[Tasks to complete]:
#1 List every sample matrix that the text on cotinine names as suitable for the measurement.
#2 Render this sentence from the text on cotinine in Spanish: "The half-life of cotinine is longer than that of nicotine."
#3 Reproduce word for word everything in the text on cotinine from "To convert from" down to "Sp 23, 1371-79.".

Cotinine is a stable metabolite of nicotine, and is the most widely used biomarker to measure tobacco use and exposure, i.e. both active and passive smoking. Serum cotinine has a half-life of 15 to 40 h and reflects tobacco exposure during the prior 3 to 5 days. The half-life of cotinine is longer than that of nicotine. Thus, the cotinine concentration is therefore rather stable throughout the day.
Method: LC-MS/MS
Assessment of smoking status and tobacco exposure.
Matrix: Serum, EDTA plasma, saliva and urine.
Volume: Minimum volume is 60 µL, but 200 µL is optimal and allows reanalysis.
Preparation and stability: Cotinine is stable.
Frozen, on dry ice. (for general instruction on transportation, click here)
The information below applies to measurement in serum or plasma.
Non-smokers < ~5 nmol/L; passive smokers 5 – 85 nmol/L; smokers > 85nmol/L; heavy smokers (>25 cigarettes/day) > 1700 nmol/L.
To convert from SI unit (nmol/L) to conventional unit (µg/L), multiply the SI value by the conversion factor = 0.1762.
Nicotine patches and snuff give very high plasma cotinine levels.
Serum cotinine cut-off distinguishing smoker from non-smoker varies between studies from 57 to 114 nmol/l, and 85 nmol/L is the value suggested in most studies. But as smoking prevalence declines, so does exposure to environmental tobacco smoke, and lower cut-off values seem to be obtained (2).
Intraclass correlation coefficient (ICC): 0.92 (3).
1. Midttun, O., Hustad, S., and Ueland, P.M. (2009). Quantitative profiling of biomarkers related to B-vitamin status, tryptophan metabolism and inflammation in human plasma by liquid chromatography/tandem mass spectrometry. Rapid Commun Mass Sp 23, 1371-79.
2. Kim, S. (2016). Overview of cotinine cutoff values for smoking status classification. Int J Environ Res Public Health 12.
3. Midttun, O., Townsend, M.K., Nygård, O., Tworoger, S.S., Brennan, P., Johansson, M., and Ueland, P.M. (2014). Most blood biomarkers related to vitamin status, one-carbon metabolism, and the kynurenine pathway show adequate preanalytical stability and within-person reproducibility to allow assessment of exposure or nutritional status in healthy women and cardiovascular patients. J Nutr 144, 784-790.

[Given information]:
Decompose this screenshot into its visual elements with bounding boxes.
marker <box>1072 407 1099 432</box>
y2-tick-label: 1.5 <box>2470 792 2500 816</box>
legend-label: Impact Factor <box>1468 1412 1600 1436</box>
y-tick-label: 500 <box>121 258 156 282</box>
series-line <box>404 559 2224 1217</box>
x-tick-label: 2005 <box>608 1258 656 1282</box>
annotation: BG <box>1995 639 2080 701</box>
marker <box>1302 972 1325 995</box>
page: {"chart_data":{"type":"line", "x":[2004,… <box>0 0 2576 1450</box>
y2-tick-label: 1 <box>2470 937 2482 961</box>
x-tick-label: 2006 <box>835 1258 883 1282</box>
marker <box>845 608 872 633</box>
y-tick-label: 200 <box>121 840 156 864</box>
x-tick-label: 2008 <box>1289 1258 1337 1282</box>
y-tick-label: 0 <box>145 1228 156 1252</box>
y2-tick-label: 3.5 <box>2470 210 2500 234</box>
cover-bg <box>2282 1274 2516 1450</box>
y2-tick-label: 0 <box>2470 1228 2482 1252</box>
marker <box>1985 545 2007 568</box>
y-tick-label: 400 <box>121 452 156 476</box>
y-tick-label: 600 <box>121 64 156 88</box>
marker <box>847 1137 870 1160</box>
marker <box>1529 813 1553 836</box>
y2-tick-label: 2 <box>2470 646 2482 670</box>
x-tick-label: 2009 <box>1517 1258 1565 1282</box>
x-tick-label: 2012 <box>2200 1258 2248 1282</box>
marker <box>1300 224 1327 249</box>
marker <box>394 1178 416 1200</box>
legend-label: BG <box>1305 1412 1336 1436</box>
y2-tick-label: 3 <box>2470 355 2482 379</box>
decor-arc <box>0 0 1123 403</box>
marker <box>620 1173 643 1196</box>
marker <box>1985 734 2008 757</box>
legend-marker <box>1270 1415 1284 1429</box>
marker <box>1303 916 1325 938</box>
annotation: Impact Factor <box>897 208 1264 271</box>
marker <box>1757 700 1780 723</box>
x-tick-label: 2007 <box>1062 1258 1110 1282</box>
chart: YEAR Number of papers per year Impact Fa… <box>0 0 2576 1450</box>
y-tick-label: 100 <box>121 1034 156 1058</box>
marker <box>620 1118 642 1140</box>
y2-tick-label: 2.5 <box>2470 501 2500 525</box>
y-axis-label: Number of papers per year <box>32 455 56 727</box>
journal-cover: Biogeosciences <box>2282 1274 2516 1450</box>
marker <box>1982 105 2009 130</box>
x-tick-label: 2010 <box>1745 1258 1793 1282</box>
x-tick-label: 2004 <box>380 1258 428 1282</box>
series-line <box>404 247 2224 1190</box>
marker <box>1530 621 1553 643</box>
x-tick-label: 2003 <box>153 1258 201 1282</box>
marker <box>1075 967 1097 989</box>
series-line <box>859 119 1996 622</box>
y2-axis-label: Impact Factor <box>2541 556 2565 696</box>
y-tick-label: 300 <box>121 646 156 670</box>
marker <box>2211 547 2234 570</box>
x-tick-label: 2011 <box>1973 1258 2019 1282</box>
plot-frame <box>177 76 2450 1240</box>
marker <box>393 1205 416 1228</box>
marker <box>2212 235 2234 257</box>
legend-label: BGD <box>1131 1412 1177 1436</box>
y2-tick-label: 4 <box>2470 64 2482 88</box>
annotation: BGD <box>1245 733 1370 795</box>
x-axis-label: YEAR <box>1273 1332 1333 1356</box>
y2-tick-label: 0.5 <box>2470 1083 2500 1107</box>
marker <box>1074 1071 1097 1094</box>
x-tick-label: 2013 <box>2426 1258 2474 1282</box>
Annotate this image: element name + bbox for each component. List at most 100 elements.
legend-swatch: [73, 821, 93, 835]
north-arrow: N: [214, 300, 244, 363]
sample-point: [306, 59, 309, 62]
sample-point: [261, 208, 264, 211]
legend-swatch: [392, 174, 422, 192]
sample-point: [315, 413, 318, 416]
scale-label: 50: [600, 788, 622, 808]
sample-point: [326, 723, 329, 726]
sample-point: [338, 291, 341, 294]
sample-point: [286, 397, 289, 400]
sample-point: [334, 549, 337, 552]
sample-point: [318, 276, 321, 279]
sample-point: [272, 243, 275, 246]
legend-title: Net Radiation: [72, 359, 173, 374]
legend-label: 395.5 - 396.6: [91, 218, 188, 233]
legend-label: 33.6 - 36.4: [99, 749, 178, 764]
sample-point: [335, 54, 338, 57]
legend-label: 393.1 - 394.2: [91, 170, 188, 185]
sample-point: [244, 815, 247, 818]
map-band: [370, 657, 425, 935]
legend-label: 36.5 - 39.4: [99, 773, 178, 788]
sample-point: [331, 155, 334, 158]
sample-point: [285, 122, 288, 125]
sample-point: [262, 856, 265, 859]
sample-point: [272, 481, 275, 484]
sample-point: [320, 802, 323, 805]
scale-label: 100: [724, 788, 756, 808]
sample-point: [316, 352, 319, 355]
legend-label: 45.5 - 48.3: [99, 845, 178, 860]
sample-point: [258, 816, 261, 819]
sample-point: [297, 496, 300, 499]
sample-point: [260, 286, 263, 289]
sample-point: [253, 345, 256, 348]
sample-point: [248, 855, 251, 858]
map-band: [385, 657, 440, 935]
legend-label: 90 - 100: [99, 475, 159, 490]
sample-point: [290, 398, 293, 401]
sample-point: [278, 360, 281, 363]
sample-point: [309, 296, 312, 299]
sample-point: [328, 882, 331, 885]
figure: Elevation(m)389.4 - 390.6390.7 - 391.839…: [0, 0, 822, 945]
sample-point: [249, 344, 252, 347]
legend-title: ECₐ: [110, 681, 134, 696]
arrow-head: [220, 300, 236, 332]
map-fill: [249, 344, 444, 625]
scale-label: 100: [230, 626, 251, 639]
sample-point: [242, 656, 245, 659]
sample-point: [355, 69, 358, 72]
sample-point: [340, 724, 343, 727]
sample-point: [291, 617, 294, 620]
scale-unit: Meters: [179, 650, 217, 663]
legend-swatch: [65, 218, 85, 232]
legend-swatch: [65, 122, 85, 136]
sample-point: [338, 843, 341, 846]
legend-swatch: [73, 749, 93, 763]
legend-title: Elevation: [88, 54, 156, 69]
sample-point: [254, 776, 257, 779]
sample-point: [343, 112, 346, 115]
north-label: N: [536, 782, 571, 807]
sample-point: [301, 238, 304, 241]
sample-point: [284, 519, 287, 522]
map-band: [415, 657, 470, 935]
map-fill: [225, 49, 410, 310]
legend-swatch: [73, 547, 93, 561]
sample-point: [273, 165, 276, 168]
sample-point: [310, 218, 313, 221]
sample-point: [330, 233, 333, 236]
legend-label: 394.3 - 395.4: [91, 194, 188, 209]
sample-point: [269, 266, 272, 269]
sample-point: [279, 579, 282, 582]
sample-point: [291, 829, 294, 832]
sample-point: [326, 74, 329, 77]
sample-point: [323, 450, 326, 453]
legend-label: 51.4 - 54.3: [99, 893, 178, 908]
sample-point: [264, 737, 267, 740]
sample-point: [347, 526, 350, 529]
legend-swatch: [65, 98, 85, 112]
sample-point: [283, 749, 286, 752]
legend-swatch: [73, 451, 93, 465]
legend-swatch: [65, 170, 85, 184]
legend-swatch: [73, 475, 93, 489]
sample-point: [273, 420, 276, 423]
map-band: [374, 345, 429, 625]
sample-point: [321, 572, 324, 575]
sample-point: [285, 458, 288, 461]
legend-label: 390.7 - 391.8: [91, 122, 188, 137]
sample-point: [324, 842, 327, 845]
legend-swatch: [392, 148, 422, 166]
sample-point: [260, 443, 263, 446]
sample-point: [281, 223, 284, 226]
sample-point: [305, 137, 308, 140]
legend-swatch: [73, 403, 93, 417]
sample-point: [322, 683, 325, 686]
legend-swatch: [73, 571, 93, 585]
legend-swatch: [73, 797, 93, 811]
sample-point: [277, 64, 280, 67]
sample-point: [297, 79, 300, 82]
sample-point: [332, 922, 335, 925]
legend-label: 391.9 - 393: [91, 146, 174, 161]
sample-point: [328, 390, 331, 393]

[Answers to the exercise]:
#1 Serum, EDTA plasma, saliva and urine.

#2 La vida media de la cotinina es más larga que la de la nicotina.

#3
To convert from SI unit (nmol/L) to conventional unit (µg/L), multiply the SI value by the conversion factor = 0.1762.
Nicotine patches and snuff give very high plasma cotinine levels.
Serum cotinine cut-off distinguishing smoker from non-smoker varies between studies from 57 to 114 nmol/l, and 85 nmol/L is the value suggested in most studies. But as smoking prevalence declines, so does exposure to environmental tobacco smoke, and lower cut-off values seem to be obtained (2).
Intraclass correlation coefficient (ICC): 0.92 (3).
1. Midttun, O., Hustad, S., and Ueland, P.M. (2009). Quantitative profiling of biomarkers related to B-vitamin status, tryptophan metabolism and inflammation in human plasma by liquid chromatography/tandem mass spectrometry. Rapid Commun Mass Sp 23, 1371-79.